* Exercise requirements *
Take every line from the listing below that contains "CREATE".

* Provided data *
## BEGIN
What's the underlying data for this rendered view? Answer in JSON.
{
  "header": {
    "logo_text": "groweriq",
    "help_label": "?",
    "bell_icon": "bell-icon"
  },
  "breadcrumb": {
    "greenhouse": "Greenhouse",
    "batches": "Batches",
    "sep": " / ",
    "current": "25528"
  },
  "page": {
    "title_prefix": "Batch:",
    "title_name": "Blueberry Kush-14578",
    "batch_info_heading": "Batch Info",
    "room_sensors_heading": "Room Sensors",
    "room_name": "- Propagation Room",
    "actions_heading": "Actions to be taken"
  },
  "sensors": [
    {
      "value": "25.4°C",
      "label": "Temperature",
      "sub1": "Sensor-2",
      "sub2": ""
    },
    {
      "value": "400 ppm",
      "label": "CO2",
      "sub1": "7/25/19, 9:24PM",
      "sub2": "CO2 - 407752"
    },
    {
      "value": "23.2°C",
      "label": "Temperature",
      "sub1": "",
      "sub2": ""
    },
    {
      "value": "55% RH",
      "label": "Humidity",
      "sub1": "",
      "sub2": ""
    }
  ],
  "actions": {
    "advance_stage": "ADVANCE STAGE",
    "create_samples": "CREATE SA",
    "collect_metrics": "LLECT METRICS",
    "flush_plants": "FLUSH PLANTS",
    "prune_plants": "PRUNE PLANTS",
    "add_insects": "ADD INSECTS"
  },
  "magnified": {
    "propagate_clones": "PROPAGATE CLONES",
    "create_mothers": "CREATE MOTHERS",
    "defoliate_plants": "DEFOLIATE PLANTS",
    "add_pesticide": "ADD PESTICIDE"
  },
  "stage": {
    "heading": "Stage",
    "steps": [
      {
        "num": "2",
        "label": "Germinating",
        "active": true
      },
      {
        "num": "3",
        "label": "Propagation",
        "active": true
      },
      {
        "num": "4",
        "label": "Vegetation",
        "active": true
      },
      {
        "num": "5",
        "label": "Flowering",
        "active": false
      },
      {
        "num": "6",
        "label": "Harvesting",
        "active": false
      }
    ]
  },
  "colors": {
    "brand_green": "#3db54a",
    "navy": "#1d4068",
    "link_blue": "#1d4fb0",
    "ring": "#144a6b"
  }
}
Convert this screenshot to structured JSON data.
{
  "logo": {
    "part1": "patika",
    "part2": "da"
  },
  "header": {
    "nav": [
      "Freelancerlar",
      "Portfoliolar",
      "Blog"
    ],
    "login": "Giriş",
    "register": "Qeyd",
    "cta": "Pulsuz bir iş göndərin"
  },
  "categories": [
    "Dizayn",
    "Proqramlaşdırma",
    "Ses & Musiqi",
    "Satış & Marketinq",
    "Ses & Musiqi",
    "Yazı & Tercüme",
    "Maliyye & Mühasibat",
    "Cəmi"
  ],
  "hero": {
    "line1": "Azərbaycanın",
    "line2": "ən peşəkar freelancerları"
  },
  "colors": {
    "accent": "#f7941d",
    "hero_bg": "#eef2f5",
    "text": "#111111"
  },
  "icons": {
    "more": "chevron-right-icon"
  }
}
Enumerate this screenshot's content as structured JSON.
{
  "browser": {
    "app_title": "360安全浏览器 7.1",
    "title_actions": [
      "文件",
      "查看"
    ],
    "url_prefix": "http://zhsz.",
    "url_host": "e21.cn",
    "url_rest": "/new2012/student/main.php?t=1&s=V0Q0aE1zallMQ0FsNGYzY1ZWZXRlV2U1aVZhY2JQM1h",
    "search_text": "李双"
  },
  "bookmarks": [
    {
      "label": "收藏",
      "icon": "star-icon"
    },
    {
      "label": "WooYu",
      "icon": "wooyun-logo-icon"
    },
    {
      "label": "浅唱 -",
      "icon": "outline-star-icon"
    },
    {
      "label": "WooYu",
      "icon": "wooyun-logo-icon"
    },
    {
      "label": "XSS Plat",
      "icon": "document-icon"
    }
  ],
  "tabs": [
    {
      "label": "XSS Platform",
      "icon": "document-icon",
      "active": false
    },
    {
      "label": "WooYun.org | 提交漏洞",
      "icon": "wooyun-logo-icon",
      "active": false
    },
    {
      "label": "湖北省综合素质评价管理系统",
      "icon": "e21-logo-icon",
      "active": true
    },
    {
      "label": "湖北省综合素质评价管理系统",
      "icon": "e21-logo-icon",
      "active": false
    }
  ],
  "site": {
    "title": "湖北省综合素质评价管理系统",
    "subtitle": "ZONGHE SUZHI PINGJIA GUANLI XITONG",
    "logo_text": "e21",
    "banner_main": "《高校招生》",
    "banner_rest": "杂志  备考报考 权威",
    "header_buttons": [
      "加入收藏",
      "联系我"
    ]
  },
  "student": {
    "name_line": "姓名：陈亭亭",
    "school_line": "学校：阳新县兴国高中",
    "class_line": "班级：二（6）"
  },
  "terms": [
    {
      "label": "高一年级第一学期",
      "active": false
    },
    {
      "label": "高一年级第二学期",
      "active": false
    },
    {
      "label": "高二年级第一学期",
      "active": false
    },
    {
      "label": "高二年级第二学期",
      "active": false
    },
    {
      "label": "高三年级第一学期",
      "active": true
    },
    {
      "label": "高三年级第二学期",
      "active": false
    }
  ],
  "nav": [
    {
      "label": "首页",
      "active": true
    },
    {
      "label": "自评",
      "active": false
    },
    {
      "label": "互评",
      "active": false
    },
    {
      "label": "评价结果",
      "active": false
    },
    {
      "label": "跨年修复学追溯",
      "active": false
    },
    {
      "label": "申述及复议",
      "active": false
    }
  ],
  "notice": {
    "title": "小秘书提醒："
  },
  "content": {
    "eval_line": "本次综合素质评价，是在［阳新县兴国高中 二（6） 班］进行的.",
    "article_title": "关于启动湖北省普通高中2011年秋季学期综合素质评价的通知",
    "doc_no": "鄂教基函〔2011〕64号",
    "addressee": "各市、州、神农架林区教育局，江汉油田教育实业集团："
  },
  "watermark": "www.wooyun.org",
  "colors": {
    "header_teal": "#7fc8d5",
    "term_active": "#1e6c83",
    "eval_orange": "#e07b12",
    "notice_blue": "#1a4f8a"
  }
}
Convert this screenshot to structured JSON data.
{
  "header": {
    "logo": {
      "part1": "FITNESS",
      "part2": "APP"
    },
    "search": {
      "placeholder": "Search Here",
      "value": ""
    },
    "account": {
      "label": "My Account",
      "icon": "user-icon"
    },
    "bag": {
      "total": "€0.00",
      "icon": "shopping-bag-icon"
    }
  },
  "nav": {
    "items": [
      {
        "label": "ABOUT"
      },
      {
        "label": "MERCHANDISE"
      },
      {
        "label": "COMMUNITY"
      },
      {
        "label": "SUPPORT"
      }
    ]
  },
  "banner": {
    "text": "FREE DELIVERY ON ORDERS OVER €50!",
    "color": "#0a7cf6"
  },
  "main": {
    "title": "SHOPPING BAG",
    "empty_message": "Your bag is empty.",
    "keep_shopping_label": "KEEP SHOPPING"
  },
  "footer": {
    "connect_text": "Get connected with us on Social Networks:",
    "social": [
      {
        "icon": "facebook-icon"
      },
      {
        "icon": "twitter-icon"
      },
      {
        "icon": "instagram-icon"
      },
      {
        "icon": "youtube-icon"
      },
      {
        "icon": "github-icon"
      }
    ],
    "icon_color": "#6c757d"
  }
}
## END
* Answer to the exercise *
    "create_samples": "CREATE SA",
    "create_mothers": "CREATE MOTHERS",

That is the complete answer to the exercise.